[start of DATA]

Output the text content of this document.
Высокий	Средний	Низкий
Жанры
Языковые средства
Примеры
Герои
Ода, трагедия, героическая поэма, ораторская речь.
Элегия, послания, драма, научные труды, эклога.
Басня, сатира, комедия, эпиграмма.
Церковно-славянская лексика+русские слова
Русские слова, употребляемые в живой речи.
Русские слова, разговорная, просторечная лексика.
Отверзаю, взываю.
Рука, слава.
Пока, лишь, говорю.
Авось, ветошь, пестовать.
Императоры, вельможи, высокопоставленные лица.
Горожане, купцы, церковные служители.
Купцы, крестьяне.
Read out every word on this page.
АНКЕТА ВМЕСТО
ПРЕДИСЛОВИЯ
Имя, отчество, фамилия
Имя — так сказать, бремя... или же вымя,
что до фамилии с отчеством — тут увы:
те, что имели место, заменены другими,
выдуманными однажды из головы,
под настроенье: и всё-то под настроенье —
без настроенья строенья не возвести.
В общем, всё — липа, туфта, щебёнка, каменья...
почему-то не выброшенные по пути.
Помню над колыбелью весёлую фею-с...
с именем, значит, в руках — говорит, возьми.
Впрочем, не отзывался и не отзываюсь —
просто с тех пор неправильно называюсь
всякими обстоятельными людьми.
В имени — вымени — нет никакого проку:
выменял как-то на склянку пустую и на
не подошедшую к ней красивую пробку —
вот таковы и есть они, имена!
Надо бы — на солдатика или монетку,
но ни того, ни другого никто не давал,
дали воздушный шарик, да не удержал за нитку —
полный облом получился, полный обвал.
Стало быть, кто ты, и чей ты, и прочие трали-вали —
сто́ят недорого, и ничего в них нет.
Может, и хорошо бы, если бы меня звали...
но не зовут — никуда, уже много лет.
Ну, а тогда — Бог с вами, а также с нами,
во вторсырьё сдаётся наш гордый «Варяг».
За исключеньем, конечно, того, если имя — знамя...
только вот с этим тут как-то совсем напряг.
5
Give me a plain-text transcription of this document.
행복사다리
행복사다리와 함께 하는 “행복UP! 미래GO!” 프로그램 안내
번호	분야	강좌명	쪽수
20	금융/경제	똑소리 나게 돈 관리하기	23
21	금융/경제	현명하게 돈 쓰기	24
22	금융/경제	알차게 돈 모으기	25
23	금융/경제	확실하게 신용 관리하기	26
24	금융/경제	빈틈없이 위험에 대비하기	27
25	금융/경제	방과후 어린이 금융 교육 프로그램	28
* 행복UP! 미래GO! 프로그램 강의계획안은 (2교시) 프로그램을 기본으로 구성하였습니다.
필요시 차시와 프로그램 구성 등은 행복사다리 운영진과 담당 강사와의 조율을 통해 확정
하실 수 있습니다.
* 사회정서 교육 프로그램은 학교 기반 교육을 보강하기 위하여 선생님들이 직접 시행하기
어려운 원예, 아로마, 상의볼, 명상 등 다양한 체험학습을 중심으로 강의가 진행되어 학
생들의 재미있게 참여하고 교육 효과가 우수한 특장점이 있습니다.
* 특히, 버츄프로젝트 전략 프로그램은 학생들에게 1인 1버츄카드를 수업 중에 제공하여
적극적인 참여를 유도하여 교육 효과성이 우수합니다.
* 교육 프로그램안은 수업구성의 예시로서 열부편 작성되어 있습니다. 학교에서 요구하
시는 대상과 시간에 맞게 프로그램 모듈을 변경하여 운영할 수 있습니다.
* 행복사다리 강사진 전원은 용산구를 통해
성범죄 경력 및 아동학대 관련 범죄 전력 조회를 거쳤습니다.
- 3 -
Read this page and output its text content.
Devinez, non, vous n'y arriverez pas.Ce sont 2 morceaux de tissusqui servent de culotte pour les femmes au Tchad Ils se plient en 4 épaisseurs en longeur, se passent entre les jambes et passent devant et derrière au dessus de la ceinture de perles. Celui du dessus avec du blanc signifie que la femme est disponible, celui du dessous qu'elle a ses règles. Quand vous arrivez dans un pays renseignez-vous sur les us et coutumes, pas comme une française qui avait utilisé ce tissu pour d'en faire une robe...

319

[end of DATA]

# EXERCISE PROMPT
Every record should be given again exactly.

# ANSWER TO THE TASK
Output the text content of this document.
Высокий	Средний	Низкий
Жанры
Языковые средства
Примеры
Герои
Ода, трагедия, героическая поэма, ораторская речь.
Элегия, послания, драма, научные труды, эклога.
Басня, сатира, комедия, эпиграмма.
Церковно-славянская лексика+русские слова
Русские слова, употребляемые в живой речи.
Русские слова, разговорная, просторечная лексика.
Отверзаю, взываю.
Рука, слава.
Пока, лишь, говорю.
Авось, ветошь, пестовать.
Императоры, вельможи, высокопоставленные лица.
Горожане, купцы, церковные служители.
Купцы, крестьяне.
Read out every word on this page.
АНКЕТА ВМЕСТО
ПРЕДИСЛОВИЯ
Имя, отчество, фамилия
Имя — так сказать, бремя... или же вымя,
что до фамилии с отчеством — тут увы:
те, что имели место, заменены другими,
выдуманными однажды из головы,
под настроенье: и всё-то под настроенье —
без настроенья строенья не возвести.
В общем, всё — липа, туфта, щебёнка, каменья...
почему-то не выброшенные по пути.
Помню над колыбелью весёлую фею-с...
с именем, значит, в руках — говорит, возьми.
Впрочем, не отзывался и не отзываюсь —
просто с тех пор неправильно называюсь
всякими обстоятельными людьми.
В имени — вымени — нет никакого проку:
выменял как-то на склянку пустую и на
не подошедшую к ней красивую пробку —
вот таковы и есть они, имена!
Надо бы — на солдатика или монетку,
но ни того, ни другого никто не давал,
дали воздушный шарик, да не удержал за нитку —
полный облом получился, полный обвал.
Стало быть, кто ты, и чей ты, и прочие трали-вали —
сто́ят недорого, и ничего в них нет.
Может, и хорошо бы, если бы меня звали...
но не зовут — никуда, уже много лет.
Ну, а тогда — Бог с вами, а также с нами,
во вторсырьё сдаётся наш гордый «Варяг».
За исключеньем, конечно, того, если имя — знамя...
только вот с этим тут как-то совсем напряг.
5
Give me a plain-text transcription of this document.
행복사다리
행복사다리와 함께 하는 “행복UP! 미래GO!” 프로그램 안내
번호	분야	강좌명	쪽수
20	금융/경제	똑소리 나게 돈 관리하기	23
21	금융/경제	현명하게 돈 쓰기	24
22	금융/경제	알차게 돈 모으기	25
23	금융/경제	확실하게 신용 관리하기	26
24	금융/경제	빈틈없이 위험에 대비하기	27
25	금융/경제	방과후 어린이 금융 교육 프로그램	28
* 행복UP! 미래GO! 프로그램 강의계획안은 (2교시) 프로그램을 기본으로 구성하였습니다.
필요시 차시와 프로그램 구성 등은 행복사다리 운영진과 담당 강사와의 조율을 통해 확정
하실 수 있습니다.
* 사회정서 교육 프로그램은 학교 기반 교육을 보강하기 위하여 선생님들이 직접 시행하기
어려운 원예, 아로마, 상의볼, 명상 등 다양한 체험학습을 중심으로 강의가 진행되어 학
생들의 재미있게 참여하고 교육 효과가 우수한 특장점이 있습니다.
* 특히, 버츄프로젝트 전략 프로그램은 학생들에게 1인 1버츄카드를 수업 중에 제공하여
적극적인 참여를 유도하여 교육 효과성이 우수합니다.
* 교육 프로그램안은 수업구성의 예시로서 열부편 작성되어 있습니다. 학교에서 요구하
시는 대상과 시간에 맞게 프로그램 모듈을 변경하여 운영할 수 있습니다.
* 행복사다리 강사진 전원은 용산구를 통해
성범죄 경력 및 아동학대 관련 범죄 전력 조회를 거쳤습니다.
- 3 -
Read this page and output its text content.
Devinez, non, vous n'y arriverez pas.Ce sont 2 morceaux de tissusqui servent de culotte pour les femmes au Tchad Ils se plient en 4 épaisseurs en longeur, se passent entre les jambes et passent devant et derrière au dessus de la ceinture de perles. Celui du dessus avec du blanc signifie que la femme est disponible, celui du dessous qu'elle a ses règles. Quand vous arrivez dans un pays renseignez-vous sur les us et coutumes, pas comme une française qui avait utilisé ce tissu pour d'en faire une robe...

319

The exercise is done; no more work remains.